■ **Records provided**:
START
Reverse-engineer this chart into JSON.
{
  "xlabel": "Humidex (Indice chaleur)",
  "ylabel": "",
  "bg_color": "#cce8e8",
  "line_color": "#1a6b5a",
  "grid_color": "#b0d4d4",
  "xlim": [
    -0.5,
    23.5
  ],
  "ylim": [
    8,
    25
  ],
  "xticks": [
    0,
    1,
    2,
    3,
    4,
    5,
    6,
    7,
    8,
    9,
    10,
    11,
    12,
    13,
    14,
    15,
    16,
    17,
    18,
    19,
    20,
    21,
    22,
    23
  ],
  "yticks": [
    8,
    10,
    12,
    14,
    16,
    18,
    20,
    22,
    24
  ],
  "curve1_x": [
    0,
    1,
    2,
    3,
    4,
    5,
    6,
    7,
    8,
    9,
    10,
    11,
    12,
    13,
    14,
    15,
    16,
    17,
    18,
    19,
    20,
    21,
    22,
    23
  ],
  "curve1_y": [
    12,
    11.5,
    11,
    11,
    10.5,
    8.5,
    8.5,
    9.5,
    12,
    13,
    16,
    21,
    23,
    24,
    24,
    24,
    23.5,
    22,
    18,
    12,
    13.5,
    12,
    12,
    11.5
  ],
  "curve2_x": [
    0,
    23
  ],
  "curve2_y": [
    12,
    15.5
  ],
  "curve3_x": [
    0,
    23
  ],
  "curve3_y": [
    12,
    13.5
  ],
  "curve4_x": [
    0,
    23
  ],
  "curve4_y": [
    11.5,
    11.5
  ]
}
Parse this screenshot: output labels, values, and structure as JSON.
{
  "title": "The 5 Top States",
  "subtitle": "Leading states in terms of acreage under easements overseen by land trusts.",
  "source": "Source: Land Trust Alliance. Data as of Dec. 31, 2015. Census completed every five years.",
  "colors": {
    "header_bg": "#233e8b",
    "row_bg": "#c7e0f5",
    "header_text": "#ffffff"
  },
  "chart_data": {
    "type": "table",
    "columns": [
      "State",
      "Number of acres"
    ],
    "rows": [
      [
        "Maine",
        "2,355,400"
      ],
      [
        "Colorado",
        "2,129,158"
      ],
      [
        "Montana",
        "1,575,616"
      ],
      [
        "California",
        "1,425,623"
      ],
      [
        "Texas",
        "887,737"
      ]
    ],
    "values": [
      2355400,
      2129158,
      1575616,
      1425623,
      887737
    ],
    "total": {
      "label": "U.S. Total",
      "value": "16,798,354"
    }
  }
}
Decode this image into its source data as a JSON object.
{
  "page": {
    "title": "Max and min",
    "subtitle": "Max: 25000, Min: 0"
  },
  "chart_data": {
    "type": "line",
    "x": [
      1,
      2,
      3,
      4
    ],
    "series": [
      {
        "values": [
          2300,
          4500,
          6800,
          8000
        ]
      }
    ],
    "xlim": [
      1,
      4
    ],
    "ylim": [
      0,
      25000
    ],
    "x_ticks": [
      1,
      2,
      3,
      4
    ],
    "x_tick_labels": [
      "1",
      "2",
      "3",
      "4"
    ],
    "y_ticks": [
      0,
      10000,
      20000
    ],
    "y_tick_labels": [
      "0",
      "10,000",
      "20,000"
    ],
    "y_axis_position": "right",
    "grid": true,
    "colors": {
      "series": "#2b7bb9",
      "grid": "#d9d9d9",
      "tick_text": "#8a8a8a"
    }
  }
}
END
■ **Set problem**:
Write every line of the material above again, exactly.

■ **Task result**:
Reverse-engineer this chart into JSON.
{
  "xlabel": "Humidex (Indice chaleur)",
  "ylabel": "",
  "bg_color": "#cce8e8",
  "line_color": "#1a6b5a",
  "grid_color": "#b0d4d4",
  "xlim": [
    -0.5,
    23.5
  ],
  "ylim": [
    8,
    25
  ],
  "xticks": [
    0,
    1,
    2,
    3,
    4,
    5,
    6,
    7,
    8,
    9,
    10,
    11,
    12,
    13,
    14,
    15,
    16,
    17,
    18,
    19,
    20,
    21,
    22,
    23
  ],
  "yticks": [
    8,
    10,
    12,
    14,
    16,
    18,
    20,
    22,
    24
  ],
  "curve1_x": [
    0,
    1,
    2,
    3,
    4,
    5,
    6,
    7,
    8,
    9,
    10,
    11,
    12,
    13,
    14,
    15,
    16,
    17,
    18,
    19,
    20,
    21,
    22,
    23
  ],
  "curve1_y": [
    12,
    11.5,
    11,
    11,
    10.5,
    8.5,
    8.5,
    9.5,
    12,
    13,
    16,
    21,
    23,
    24,
    24,
    24,
    23.5,
    22,
    18,
    12,
    13.5,
    12,
    12,
    11.5
  ],
  "curve2_x": [
    0,
    23
  ],
  "curve2_y": [
    12,
    15.5
  ],
  "curve3_x": [
    0,
    23
  ],
  "curve3_y": [
    12,
    13.5
  ],
  "curve4_x": [
    0,
    23
  ],
  "curve4_y": [
    11.5,
    11.5
  ]
}
Parse this screenshot: output labels, values, and structure as JSON.
{
  "title": "The 5 Top States",
  "subtitle": "Leading states in terms of acreage under easements overseen by land trusts.",
  "source": "Source: Land Trust Alliance. Data as of Dec. 31, 2015. Census completed every five years.",
  "colors": {
    "header_bg": "#233e8b",
    "row_bg": "#c7e0f5",
    "header_text": "#ffffff"
  },
  "chart_data": {
    "type": "table",
    "columns": [
      "State",
      "Number of acres"
    ],
    "rows": [
      [
        "Maine",
        "2,355,400"
      ],
      [
        "Colorado",
        "2,129,158"
      ],
      [
        "Montana",
        "1,575,616"
      ],
      [
        "California",
        "1,425,623"
      ],
      [
        "Texas",
        "887,737"
      ]
    ],
    "values": [
      2355400,
      2129158,
      1575616,
      1425623,
      887737
    ],
    "total": {
      "label": "U.S. Total",
      "value": "16,798,354"
    }
  }
}
Decode this image into its source data as a JSON object.
{
  "page": {
    "title": "Max and min",
    "subtitle": "Max: 25000, Min: 0"
  },
  "chart_data": {
    "type": "line",
    "x": [
      1,
      2,
      3,
      4
    ],
    "series": [
      {
        "values": [
          2300,
          4500,
          6800,
          8000
        ]
      }
    ],
    "xlim": [
      1,
      4
    ],
    "ylim": [
      0,
      25000
    ],
    "x_ticks": [
      1,
      2,
      3,
      4
    ],
    "x_tick_labels": [
      "1",
      "2",
      "3",
      "4"
    ],
    "y_ticks": [
      0,
      10000,
      20000
    ],
    "y_tick_labels": [
      "0",
      "10,000",
      "20,000"
    ],
    "y_axis_position": "right",
    "grid": true,
    "colors": {
      "series": "#2b7bb9",
      "grid": "#d9d9d9",
      "tick_text": "#8a8a8a"
    }
  }
}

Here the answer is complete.